===== Extracted information =====

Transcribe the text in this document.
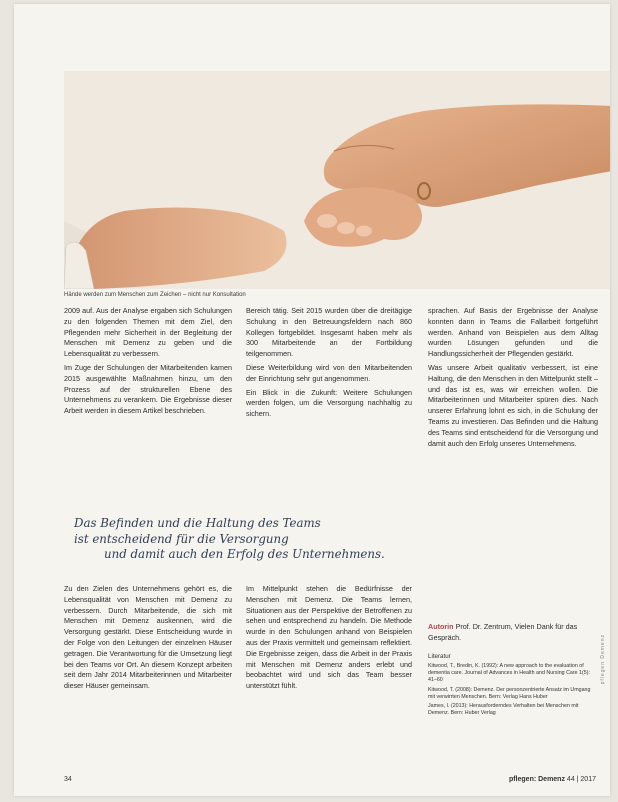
Hände werden zum Menschen zum Zeichen – nicht nur Konsultation

2009 auf. Aus der Analyse ergaben sich Schulungen zu den folgenden Themen mit dem Ziel, den Pflegenden mehr Sicherheit in der Begleitung der Menschen mit Demenz zu geben und die Lebensqualität zu verbessern.

Im Zuge der Schulungen der Mitarbeitenden kamen 2015 ausgewählte Maßnahmen hinzu, um den Prozess auf der strukturellen Ebene des Unternehmens zu verankern. Die Ergebnisse dieser Arbeit werden in diesem Artikel beschrieben.

Bereich tätig. Seit 2015 wurden über die dreitägige Schulung in den Betreuungsfeldern nach 860 Kollegen fortgebildet. Insgesamt haben mehr als 300 Mitarbeitende an der Fortbildung teilgenommen.

Diese Weiterbildung wird von den Mitarbeitenden der Einrichtung sehr gut angenommen.

Ein Blick in die Zukunft: Weitere Schulungen werden folgen, um die Versorgung nachhaltig zu sichern.

Das Befinden und die Haltung des Teams
ist entscheidend für die Versorgung
und damit auch den Erfolg des Unternehmens.

Zu den Zielen des Unternehmens gehört es, die Lebensqualität von Menschen mit Demenz zu verbessern. Durch Mitarbeitende, die sich mit Menschen mit Demenz auskennen, wird die Versorgung gestärkt. Diese Entscheidung wurde in der Folge von den Leitungen der einzelnen Häuser getragen. Die Verantwortung für die Umsetzung liegt bei den Teams vor Ort. An diesem Konzept arbeiten seit dem Jahr 2014 Mitarbeiterinnen und Mitarbeiter dieser Häuser gemeinsam.

Im Mittelpunkt stehen die Bedürfnisse der Menschen mit Demenz. Die Teams lernen, Situationen aus der Perspektive der Betroffenen zu sehen und entsprechend zu handeln. Die Methode wurde in den Schulungen anhand von Beispielen aus der Praxis vermittelt und gemeinsam reflektiert. Die Ergebnisse zeigen, dass die Arbeit in der Praxis mit Menschen mit Demenz anders erlebt und beobachtet wird und sich das Team besser unterstützt fühlt.

sprachen. Auf Basis der Ergebnisse der Analyse konnten dann in Teams die Fallarbeit fortgeführt werden. Anhand von Beispielen aus dem Alltag wurden Lösungen gefunden und die Handlungssicherheit der Pflegenden gestärkt.

Was unsere Arbeit qualitativ verbessert, ist eine Haltung, die den Menschen in den Mittelpunkt stellt – und das ist es, was wir erreichen wollen. Die Mitarbeiterinnen und Mitarbeiter spüren dies. Nach unserer Erfahrung lohnt es sich, in die Schulung der Teams zu investieren. Das Befinden und die Haltung des Teams sind entscheidend für die Versorgung und damit auch den Erfolg unseres Unternehmens.

Autorin Prof. Dr. Zentrum, Vielen Dank für das Gespräch.
Literatur
Kitwood, T., Bredin, K. (1992): A new approach to the evaluation of dementia care. Journal of Advances in Health and Nursing Care 1(5): 41–60
Kitwood, T. (2008): Demenz. Der personzentrierte Ansatz im Umgang mit verwirrten Menschen. Bern: Verlag Hans Huber
James, I. (2013): Herausforderndes Verhalten bei Menschen mit Demenz. Bern: Huber Verlag
34	pflegen: Demenz 44 | 2017
pflegen Demenz
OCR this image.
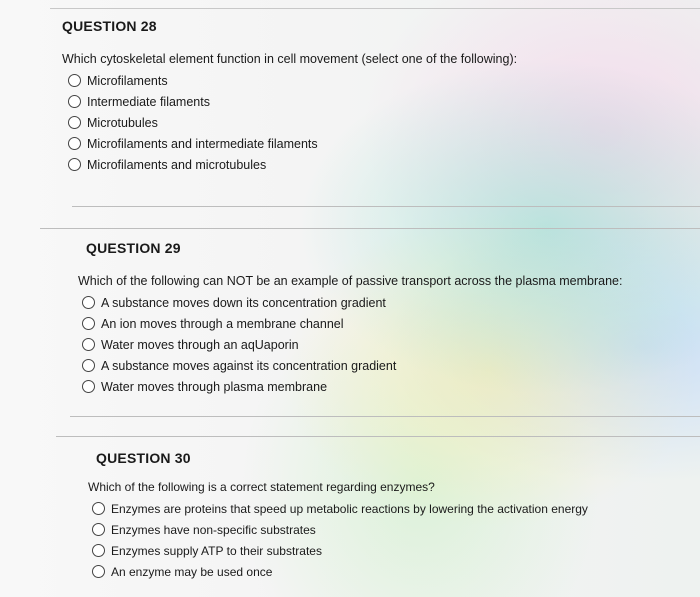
QUESTION 28
Which cytoskeletal element function in cell movement (select one of the following):
Microfilaments
Intermediate filaments
Microtubules
Microfilaments and intermediate filaments
Microfilaments and microtubules
QUESTION 29
Which of the following can NOT be an example of passive transport across the plasma membrane:
A substance moves down its concentration gradient
An ion moves through a membrane channel
Water moves through an aqUaporin
A substance moves against its concentration gradient
Water moves through plasma membrane
QUESTION 30
Which of the following is a correct statement regarding enzymes?
Enzymes are proteins that speed up metabolic reactions by lowering the activation energy
Enzymes have non-specific substrates
Enzymes supply ATP to their substrates
An enzyme may be used once
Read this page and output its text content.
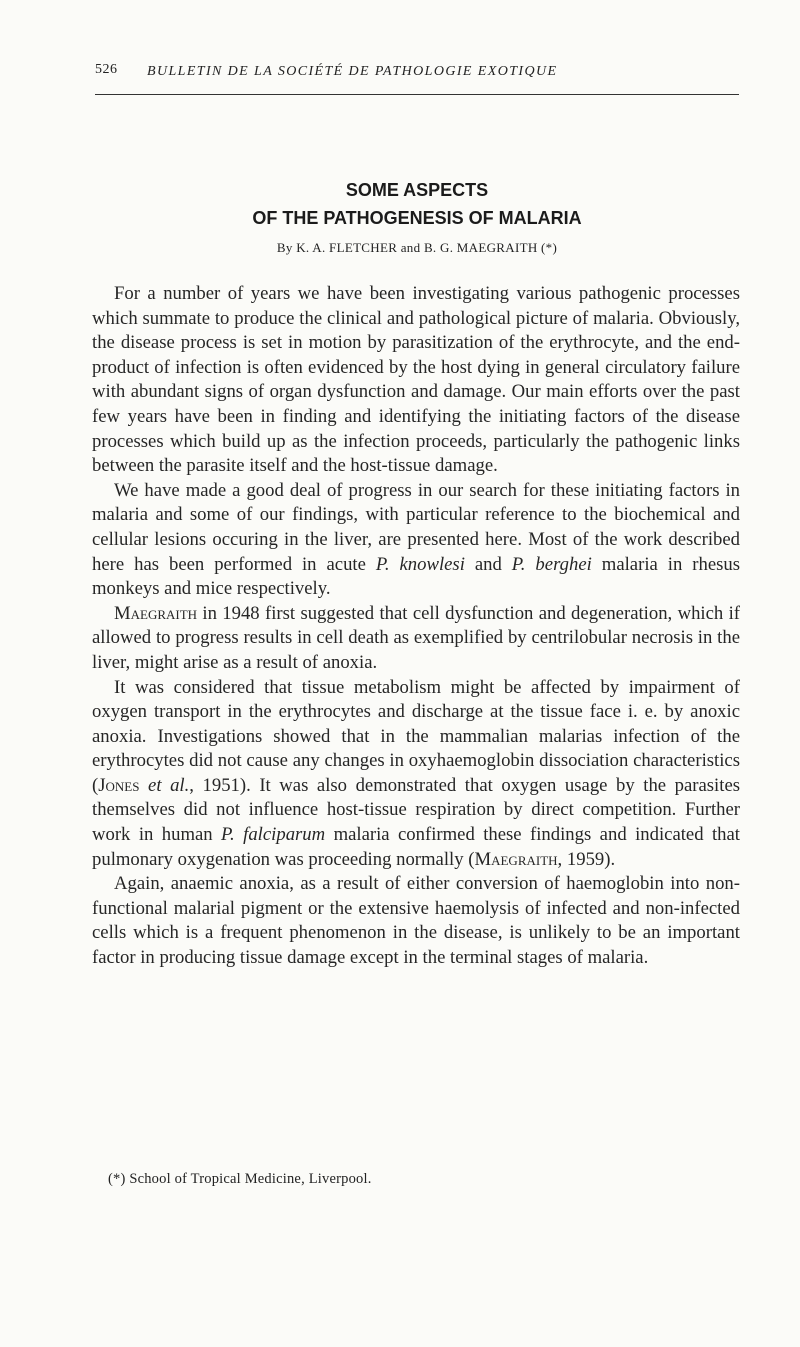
526 BULLETIN DE LA SOCIÉTÉ DE PATHOLOGIE EXOTIQUE
SOME ASPECTS
OF THE PATHOGENESIS OF MALARIA
By K. A. FLETCHER and B. G. MAEGRAITH (*)

For a number of years we have been investigating various pathogenic processes which summate to produce the clinical and pathological picture of malaria. Obviously, the disease process is set in motion by parasitization of the erythrocyte, and the end-product of infection is often evidenced by the host dying in general circulatory failure with abundant signs of organ dysfunction and damage. Our main efforts over the past few years have been in finding and identifying the initiating factors of the disease processes which build up as the infection proceeds, particularly the pathogenic links between the parasite itself and the host-tissue damage.

We have made a good deal of progress in our search for these initiating factors in malaria and some of our findings, with particular reference to the biochemical and cellular lesions occuring in the liver, are presented here. Most of the work described here has been performed in acute P. knowlesi and P. berghei malaria in rhesus monkeys and mice respectively.

Maegraith in 1948 first suggested that cell dysfunction and degeneration, which if allowed to progress results in cell death as exemplified by centrilobular necrosis in the liver, might arise as a result of anoxia.

It was considered that tissue metabolism might be affected by impairment of oxygen transport in the erythrocytes and discharge at the tissue face i. e. by anoxic anoxia. Investigations showed that in the mammalian malarias infection of the erythrocytes did not cause any changes in oxyhaemoglobin dissociation characteristics (Jones et al., 1951). It was also demonstrated that oxygen usage by the parasites themselves did not influence host-tissue respiration by direct competition. Further work in human P. falciparum malaria confirmed these findings and indicated that pulmonary oxygenation was proceeding normally (Maegraith, 1959).

Again, anaemic anoxia, as a result of either conversion of haemoglobin into non-functional malarial pigment or the extensive haemolysis of infected and non-infected cells which is a frequent phenomenon in the disease, is unlikely to be an important factor in producing tissue damage except in the terminal stages of malaria.

(*) School of Tropical Medicine, Liverpool.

=====

- **Task to complete**: Repeat each entry above exactly, passing over any images.

- **Response area**:
Transcribe the text in this document.
Hände werden zum Menschen zum Zeichen – nicht nur Konsultation

2009 auf. Aus der Analyse ergaben sich Schulungen zu den folgenden Themen mit dem Ziel, den Pflegenden mehr Sicherheit in der Begleitung der Menschen mit Demenz zu geben und die Lebensqualität zu verbessern.

Im Zuge der Schulungen der Mitarbeitenden kamen 2015 ausgewählte Maßnahmen hinzu, um den Prozess auf der strukturellen Ebene des Unternehmens zu verankern. Die Ergebnisse dieser Arbeit werden in diesem Artikel beschrieben.

Bereich tätig. Seit 2015 wurden über die dreitägige Schulung in den Betreuungsfeldern nach 860 Kollegen fortgebildet. Insgesamt haben mehr als 300 Mitarbeitende an der Fortbildung teilgenommen.

Diese Weiterbildung wird von den Mitarbeitenden der Einrichtung sehr gut angenommen.

Ein Blick in die Zukunft: Weitere Schulungen werden folgen, um die Versorgung nachhaltig zu sichern.

Das Befinden und die Haltung des Teams
ist entscheidend für die Versorgung
und damit auch den Erfolg des Unternehmens.

Zu den Zielen des Unternehmens gehört es, die Lebensqualität von Menschen mit Demenz zu verbessern. Durch Mitarbeitende, die sich mit Menschen mit Demenz auskennen, wird die Versorgung gestärkt. Diese Entscheidung wurde in der Folge von den Leitungen der einzelnen Häuser getragen. Die Verantwortung für die Umsetzung liegt bei den Teams vor Ort. An diesem Konzept arbeiten seit dem Jahr 2014 Mitarbeiterinnen und Mitarbeiter dieser Häuser gemeinsam.

Im Mittelpunkt stehen die Bedürfnisse der Menschen mit Demenz. Die Teams lernen, Situationen aus der Perspektive der Betroffenen zu sehen und entsprechend zu handeln. Die Methode wurde in den Schulungen anhand von Beispielen aus der Praxis vermittelt und gemeinsam reflektiert. Die Ergebnisse zeigen, dass die Arbeit in der Praxis mit Menschen mit Demenz anders erlebt und beobachtet wird und sich das Team besser unterstützt fühlt.

sprachen. Auf Basis der Ergebnisse der Analyse konnten dann in Teams die Fallarbeit fortgeführt werden. Anhand von Beispielen aus dem Alltag wurden Lösungen gefunden und die Handlungssicherheit der Pflegenden gestärkt.

Was unsere Arbeit qualitativ verbessert, ist eine Haltung, die den Menschen in den Mittelpunkt stellt – und das ist es, was wir erreichen wollen. Die Mitarbeiterinnen und Mitarbeiter spüren dies. Nach unserer Erfahrung lohnt es sich, in die Schulung der Teams zu investieren. Das Befinden und die Haltung des Teams sind entscheidend für die Versorgung und damit auch den Erfolg unseres Unternehmens.

Autorin Prof. Dr. Zentrum, Vielen Dank für das Gespräch.
Literatur
Kitwood, T., Bredin, K. (1992): A new approach to the evaluation of dementia care. Journal of Advances in Health and Nursing Care 1(5): 41–60
Kitwood, T. (2008): Demenz. Der personzentrierte Ansatz im Umgang mit verwirrten Menschen. Bern: Verlag Hans Huber
James, I. (2013): Herausforderndes Verhalten bei Menschen mit Demenz. Bern: Huber Verlag
34	pflegen: Demenz 44 | 2017
pflegen Demenz
OCR this image.
QUESTION 28
Which cytoskeletal element function in cell movement (select one of the following):
Microfilaments
Intermediate filaments
Microtubules
Microfilaments and intermediate filaments
Microfilaments and microtubules
QUESTION 29
Which of the following can NOT be an example of passive transport across the plasma membrane:
A substance moves down its concentration gradient
An ion moves through a membrane channel
Water moves through an aqUaporin
A substance moves against its concentration gradient
Water moves through plasma membrane
QUESTION 30
Which of the following is a correct statement regarding enzymes?
Enzymes are proteins that speed up metabolic reactions by lowering the activation energy
Enzymes have non-specific substrates
Enzymes supply ATP to their substrates
An enzyme may be used once
Read this page and output its text content.
526 BULLETIN DE LA SOCIÉTÉ DE PATHOLOGIE EXOTIQUE
SOME ASPECTS
OF THE PATHOGENESIS OF MALARIA
By K. A. FLETCHER and B. G. MAEGRAITH (*)

For a number of years we have been investigating various pathogenic processes which summate to produce the clinical and pathological picture of malaria. Obviously, the disease process is set in motion by parasitization of the erythrocyte, and the end-product of infection is often evidenced by the host dying in general circulatory failure with abundant signs of organ dysfunction and damage. Our main efforts over the past few years have been in finding and identifying the initiating factors of the disease processes which build up as the infection proceeds, particularly the pathogenic links between the parasite itself and the host-tissue damage.

We have made a good deal of progress in our search for these initiating factors in malaria and some of our findings, with particular reference to the biochemical and cellular lesions occuring in the liver, are presented here. Most of the work described here has been performed in acute P. knowlesi and P. berghei malaria in rhesus monkeys and mice respectively.

Maegraith in 1948 first suggested that cell dysfunction and degeneration, which if allowed to progress results in cell death as exemplified by centrilobular necrosis in the liver, might arise as a result of anoxia.

It was considered that tissue metabolism might be affected by impairment of oxygen transport in the erythrocytes and discharge at the tissue face i. e. by anoxic anoxia. Investigations showed that in the mammalian malarias infection of the erythrocytes did not cause any changes in oxyhaemoglobin dissociation characteristics (Jones et al., 1951). It was also demonstrated that oxygen usage by the parasites themselves did not influence host-tissue respiration by direct competition. Further work in human P. falciparum malaria confirmed these findings and indicated that pulmonary oxygenation was proceeding normally (Maegraith, 1959).

Again, anaemic anoxia, as a result of either conversion of haemoglobin into non-functional malarial pigment or the extensive haemolysis of infected and non-infected cells which is a frequent phenomenon in the disease, is unlikely to be an important factor in producing tissue damage except in the terminal stages of malaria.

(*) School of Tropical Medicine, Liverpool.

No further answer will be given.